# Set task:
Extract each line of the records below that contains the word "Taxes".

# Given data:
__________________________________________________

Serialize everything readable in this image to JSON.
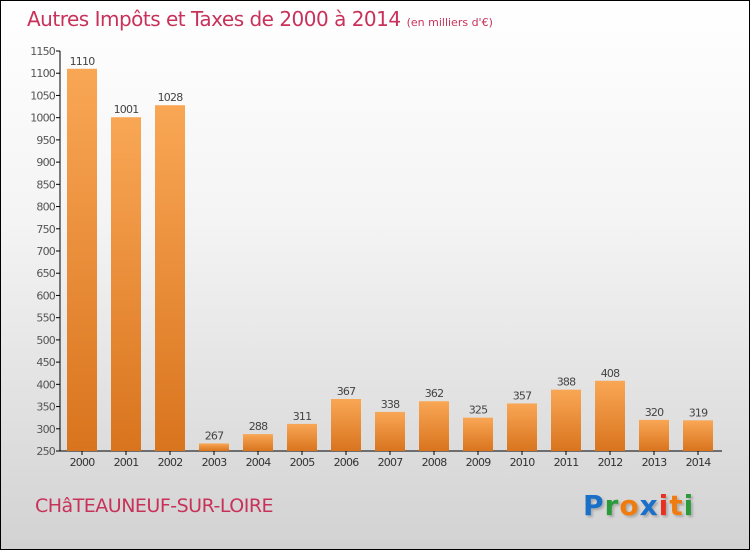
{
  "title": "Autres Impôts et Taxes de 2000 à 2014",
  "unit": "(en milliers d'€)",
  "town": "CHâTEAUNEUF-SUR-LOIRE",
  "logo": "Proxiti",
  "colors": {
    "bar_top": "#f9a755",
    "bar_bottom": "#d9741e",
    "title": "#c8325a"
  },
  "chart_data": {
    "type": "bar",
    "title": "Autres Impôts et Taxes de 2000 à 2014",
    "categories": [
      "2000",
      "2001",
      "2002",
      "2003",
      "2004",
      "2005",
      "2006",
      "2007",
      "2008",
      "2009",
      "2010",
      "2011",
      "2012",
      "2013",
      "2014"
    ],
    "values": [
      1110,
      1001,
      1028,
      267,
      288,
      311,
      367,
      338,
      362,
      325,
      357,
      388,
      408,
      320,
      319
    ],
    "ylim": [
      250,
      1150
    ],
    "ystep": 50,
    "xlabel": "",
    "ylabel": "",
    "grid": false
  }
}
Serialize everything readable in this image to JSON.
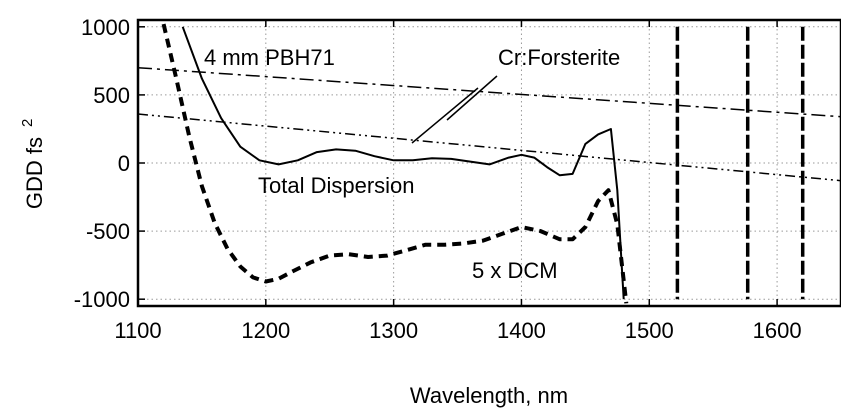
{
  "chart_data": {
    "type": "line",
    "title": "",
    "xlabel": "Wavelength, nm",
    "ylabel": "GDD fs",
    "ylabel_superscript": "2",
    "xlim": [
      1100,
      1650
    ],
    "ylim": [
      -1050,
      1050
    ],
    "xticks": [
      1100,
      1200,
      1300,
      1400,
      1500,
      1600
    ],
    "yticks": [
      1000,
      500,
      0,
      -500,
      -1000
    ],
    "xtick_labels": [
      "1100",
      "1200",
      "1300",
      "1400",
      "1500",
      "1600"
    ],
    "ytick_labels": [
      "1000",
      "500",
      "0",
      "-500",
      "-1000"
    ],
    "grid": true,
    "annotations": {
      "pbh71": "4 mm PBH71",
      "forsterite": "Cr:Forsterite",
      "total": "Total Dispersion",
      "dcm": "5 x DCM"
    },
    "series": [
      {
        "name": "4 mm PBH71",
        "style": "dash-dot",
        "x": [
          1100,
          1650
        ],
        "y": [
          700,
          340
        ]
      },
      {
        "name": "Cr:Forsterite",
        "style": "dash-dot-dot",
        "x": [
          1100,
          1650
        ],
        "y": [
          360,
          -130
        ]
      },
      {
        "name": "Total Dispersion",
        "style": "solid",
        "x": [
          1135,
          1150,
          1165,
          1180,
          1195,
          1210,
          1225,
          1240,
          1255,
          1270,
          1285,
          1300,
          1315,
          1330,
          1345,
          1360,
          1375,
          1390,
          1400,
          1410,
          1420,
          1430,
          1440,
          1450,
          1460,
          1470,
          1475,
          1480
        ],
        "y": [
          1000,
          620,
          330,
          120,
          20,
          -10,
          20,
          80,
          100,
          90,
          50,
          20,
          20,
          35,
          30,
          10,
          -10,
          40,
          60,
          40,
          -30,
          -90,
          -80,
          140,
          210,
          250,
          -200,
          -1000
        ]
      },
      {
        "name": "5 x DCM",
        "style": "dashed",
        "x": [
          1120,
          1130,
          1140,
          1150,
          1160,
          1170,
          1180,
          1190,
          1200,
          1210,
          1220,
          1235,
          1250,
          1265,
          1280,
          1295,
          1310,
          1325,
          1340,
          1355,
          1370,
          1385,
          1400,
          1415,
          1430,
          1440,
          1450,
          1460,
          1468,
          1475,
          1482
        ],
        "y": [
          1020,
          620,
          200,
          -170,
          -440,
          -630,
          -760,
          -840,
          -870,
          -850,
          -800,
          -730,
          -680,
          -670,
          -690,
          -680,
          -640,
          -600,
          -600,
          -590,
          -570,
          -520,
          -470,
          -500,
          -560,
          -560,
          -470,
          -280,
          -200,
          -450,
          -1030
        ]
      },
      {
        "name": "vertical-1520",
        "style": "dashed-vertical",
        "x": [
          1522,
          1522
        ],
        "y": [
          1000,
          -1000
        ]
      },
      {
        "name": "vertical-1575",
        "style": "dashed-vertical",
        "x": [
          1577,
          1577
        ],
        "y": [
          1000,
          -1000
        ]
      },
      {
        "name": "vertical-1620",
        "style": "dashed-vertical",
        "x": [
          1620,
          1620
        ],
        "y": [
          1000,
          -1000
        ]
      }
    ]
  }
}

__________________________________________________

# Result for this exercise:
  "title": "Autres Impôts et Taxes de 2000 à 2014",
    "title": "Autres Impôts et Taxes de 2000 à 2014",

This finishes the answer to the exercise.